::: Data entries

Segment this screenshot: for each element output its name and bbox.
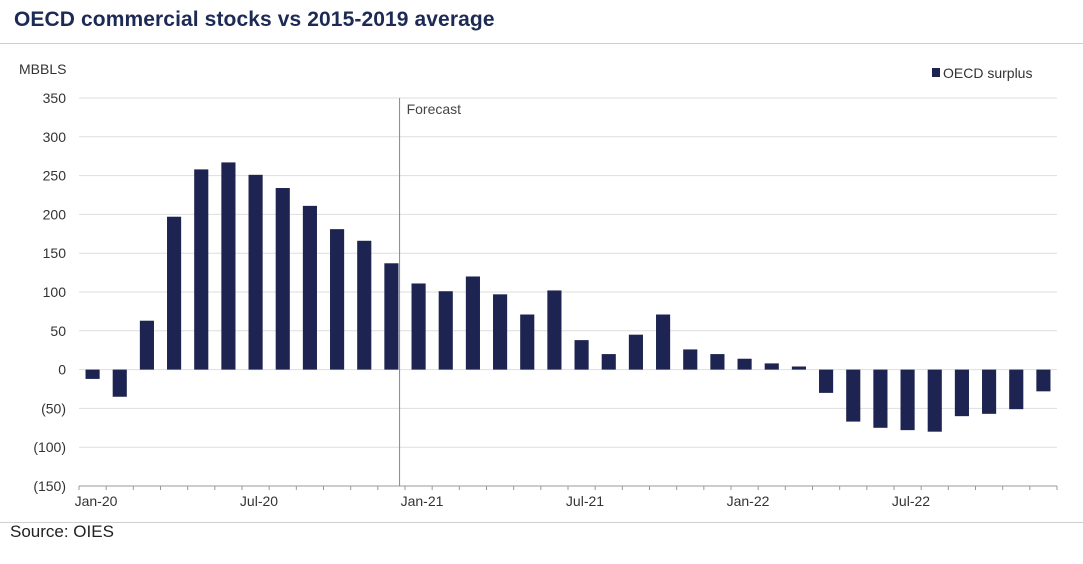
y-tick-label: 0 [58,362,66,378]
bar [1036,369,1051,392]
bar [683,349,698,370]
y-tick-label: 150 [43,245,67,261]
y-tick-label: 300 [43,129,67,145]
bar [167,216,182,370]
bar [248,174,263,370]
bar-series [85,162,1051,432]
y-tick-label: 350 [43,90,67,106]
bar [520,314,535,370]
legend: OECD surplus [932,65,1032,81]
bar [791,366,806,370]
y-axis-unit-label: MBBLS [19,61,66,77]
bar [465,276,480,370]
bar [954,369,969,417]
bar [139,320,154,370]
bar [547,290,562,370]
bar [357,240,372,370]
bar [601,354,616,370]
chart-title: OECD commercial stocks vs 2015-2019 aver… [14,8,495,31]
forecast-label: Forecast [407,101,462,117]
x-tick-label: Jul-20 [240,493,278,509]
legend-swatch [932,68,940,77]
bar [275,188,290,370]
title-divider [0,43,1083,44]
gridlines [79,97,1057,448]
bar [411,283,426,370]
y-tick-label: 250 [43,168,67,184]
x-tick-label: Jan-22 [727,493,770,509]
forecast-annotation: Forecast [399,98,462,486]
x-tick-label: Jul-21 [566,493,604,509]
bar [112,369,127,397]
bar [438,291,453,370]
source-note: Source: OIES [10,522,114,541]
bar [710,354,725,370]
y-tick-label: (50) [41,400,66,416]
y-tick-label: 200 [43,206,67,222]
y-tick-label: 100 [43,284,67,300]
bar [656,314,671,370]
y-tick-label: (100) [33,439,66,455]
x-tick-label: Jan-21 [401,493,444,509]
bar [873,369,888,428]
bar [1009,369,1024,410]
bar [221,162,236,370]
bar [982,369,997,414]
y-tick-label: (150) [33,478,66,494]
bar [85,369,100,379]
source-divider [0,522,1083,523]
y-tick-label: 50 [50,323,66,339]
bar [846,369,861,422]
legend-label: OECD surplus [943,65,1032,81]
bar [302,205,317,370]
bar [900,369,915,431]
bar [330,229,345,370]
bar [384,263,399,370]
bar [764,363,779,370]
bar [194,169,209,370]
x-tick-label: Jul-22 [892,493,930,509]
bar [493,294,508,370]
x-axis: Jan-20 Jul-20 Jan-21 Jul-21 Jan-22 Jul-22 [75,485,1058,509]
y-axis: 350 300 250 200 150 100 50 0 (50) (100) (150) [33,90,66,494]
bar-chart: 350 300 250 200 150 100 50 0 (50) (100) (150) Jan-… [19,61,1058,509]
bar [927,369,942,432]
x-tick-label: Jan-20 [75,493,118,509]
bar [819,369,834,393]
bar [574,340,589,370]
bar [628,334,643,370]
bar [737,358,752,370]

::::::

■ Exercise ■
Starting at the row that contains "y-tick-label: 0 [58,362,66,378]" and stopping after the row that contains "bar [656,314,671,370]", write those rows out again, substituting "footnote" for "source-note" and changing nothing else.

■ Complete answer ■
y-tick-label: 0 [58,362,66,378]
bar [1036,369,1051,392]
bar [683,349,698,370]
y-tick-label: 150 [43,245,67,261]
y-tick-label: 300 [43,129,67,145]
bar [167,216,182,370]
bar [248,174,263,370]
bar-series [85,162,1051,432]
y-tick-label: 350 [43,90,67,106]
bar [520,314,535,370]
legend: OECD surplus [932,65,1032,81]
bar [791,366,806,370]
y-axis-unit-label: MBBLS [19,61,66,77]
bar [465,276,480,370]
bar [954,369,969,417]
bar [139,320,154,370]
bar [547,290,562,370]
bar [357,240,372,370]
bar [601,354,616,370]
chart-title: OECD commercial stocks vs 2015-2019 aver… [14,8,495,31]
forecast-label: Forecast [407,101,462,117]
x-tick-label: Jul-20 [240,493,278,509]
legend-swatch [932,68,940,77]
bar [275,188,290,370]
title-divider [0,43,1083,44]
gridlines [79,97,1057,448]
bar [411,283,426,370]
y-tick-label: 250 [43,168,67,184]
x-tick-label: Jan-22 [727,493,770,509]
forecast-annotation: Forecast [399,98,462,486]
x-tick-label: Jul-21 [566,493,604,509]
bar [112,369,127,397]
bar [438,291,453,370]
footnote: Source: OIES [10,522,114,541]
bar [710,354,725,370]
y-tick-label: (50) [41,400,66,416]
y-tick-label: 200 [43,206,67,222]
y-tick-label: 100 [43,284,67,300]
bar [656,314,671,370]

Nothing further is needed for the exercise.